[[ Text block, beginning ]]

The sensor technology of the CaseSenseTM measures the movement between the upper and lower leg. It also provides metrics on balance. “You get the single leg symmetry stance and balance. Then you also get the movement of side-to-side frontal plane movement,” says Goss. 

“Asymmetry between the limbs,” where one limb’s balance or stance is greater than the other, “is predictive of previous injury,” Goss continues. The hypothesis is that individuals who have greater asymmetry between their limbs are at a greater risk for MSI than their counterparts. 

Before gaining approval to screen the 82nd Airborne Division, Drs. Gailey and Gaunaurd conducted a study on Division 1 college athletes at the University of Miami. The results of that study demonstrated 92% validity for predicting injury. 

“They were able to predict injury in the athletes that have 60% or less symmetry between sides,” says Goss.

[[ Text block, end ]]
[[ Records supplied, beginning ]]

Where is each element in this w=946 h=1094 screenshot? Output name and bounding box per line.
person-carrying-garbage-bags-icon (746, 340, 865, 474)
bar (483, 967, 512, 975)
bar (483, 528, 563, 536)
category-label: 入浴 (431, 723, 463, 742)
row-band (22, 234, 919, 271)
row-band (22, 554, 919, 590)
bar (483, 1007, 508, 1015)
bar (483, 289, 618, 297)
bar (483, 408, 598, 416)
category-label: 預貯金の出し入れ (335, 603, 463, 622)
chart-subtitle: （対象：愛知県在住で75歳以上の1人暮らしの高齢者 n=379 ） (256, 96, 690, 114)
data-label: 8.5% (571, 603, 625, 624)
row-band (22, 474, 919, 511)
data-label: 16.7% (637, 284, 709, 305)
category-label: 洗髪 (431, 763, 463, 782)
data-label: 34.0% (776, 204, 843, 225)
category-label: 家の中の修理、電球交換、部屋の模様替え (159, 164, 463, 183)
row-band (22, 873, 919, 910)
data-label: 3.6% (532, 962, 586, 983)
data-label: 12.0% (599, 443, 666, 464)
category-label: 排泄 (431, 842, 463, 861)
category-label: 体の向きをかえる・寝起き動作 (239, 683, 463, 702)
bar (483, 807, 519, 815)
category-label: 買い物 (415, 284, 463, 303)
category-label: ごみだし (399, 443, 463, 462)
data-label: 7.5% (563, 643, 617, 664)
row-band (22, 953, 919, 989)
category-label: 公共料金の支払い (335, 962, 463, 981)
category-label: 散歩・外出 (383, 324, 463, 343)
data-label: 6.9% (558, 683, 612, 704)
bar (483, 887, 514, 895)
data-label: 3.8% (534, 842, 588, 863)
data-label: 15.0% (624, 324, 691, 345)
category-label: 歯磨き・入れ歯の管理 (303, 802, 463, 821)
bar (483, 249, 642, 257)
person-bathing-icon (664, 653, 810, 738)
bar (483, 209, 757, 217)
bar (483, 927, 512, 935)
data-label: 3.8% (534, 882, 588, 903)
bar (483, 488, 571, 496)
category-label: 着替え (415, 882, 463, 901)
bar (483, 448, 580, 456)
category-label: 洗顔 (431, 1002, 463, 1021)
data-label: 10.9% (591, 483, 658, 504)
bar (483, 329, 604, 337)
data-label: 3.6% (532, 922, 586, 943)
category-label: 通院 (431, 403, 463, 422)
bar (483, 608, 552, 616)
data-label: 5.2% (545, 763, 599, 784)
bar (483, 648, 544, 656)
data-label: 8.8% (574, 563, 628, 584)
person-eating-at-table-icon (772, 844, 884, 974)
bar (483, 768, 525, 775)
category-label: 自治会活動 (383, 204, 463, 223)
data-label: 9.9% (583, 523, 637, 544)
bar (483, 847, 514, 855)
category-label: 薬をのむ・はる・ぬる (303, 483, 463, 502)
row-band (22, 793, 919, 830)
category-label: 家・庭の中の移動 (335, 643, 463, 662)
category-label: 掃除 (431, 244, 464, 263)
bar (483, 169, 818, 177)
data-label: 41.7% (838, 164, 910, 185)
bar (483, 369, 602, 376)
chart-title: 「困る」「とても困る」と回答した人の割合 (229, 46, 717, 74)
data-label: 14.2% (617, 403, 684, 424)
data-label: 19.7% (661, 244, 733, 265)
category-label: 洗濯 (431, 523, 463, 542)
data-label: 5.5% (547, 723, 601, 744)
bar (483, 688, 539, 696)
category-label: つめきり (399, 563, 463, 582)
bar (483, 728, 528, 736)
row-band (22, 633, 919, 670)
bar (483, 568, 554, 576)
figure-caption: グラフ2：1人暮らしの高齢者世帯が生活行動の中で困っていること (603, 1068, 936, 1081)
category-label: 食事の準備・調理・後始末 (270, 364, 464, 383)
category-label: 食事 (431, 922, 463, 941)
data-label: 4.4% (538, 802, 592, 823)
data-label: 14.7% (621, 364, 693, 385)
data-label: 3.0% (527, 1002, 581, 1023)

[[ Records supplied, end ]]

[Using the information]
1) In the CaseSense text, what level of symmetry between sides let the researchers predict injury in the athletes?
2) Does each statement agree with the CaseSense text? Answer yes or no for each, and quote the words from the text that decide it.
(a) The sensor measures movement between the upper and lower leg.
(b) The study on college athletes took place after the 82nd Airborne Division was screened.
(c) The University of Miami study showed 92% validity for predicting injury.
You won't need the lines for any of these tasks.

[Expected outputs]
1) 60% or less symmetry between sides.

2)
(a) Yes: "The sensor technology of the CaseSenseTM measures the movement between the upper and lower leg."
(b) No: "Before gaining approval to screen the 82nd Airborne Division, Drs. Gailey and Gaunaurd conducted a study on Division 1 college athletes at the University of Miami."
(c) Yes: "The results of that study demonstrated 92% validity for predicting injury."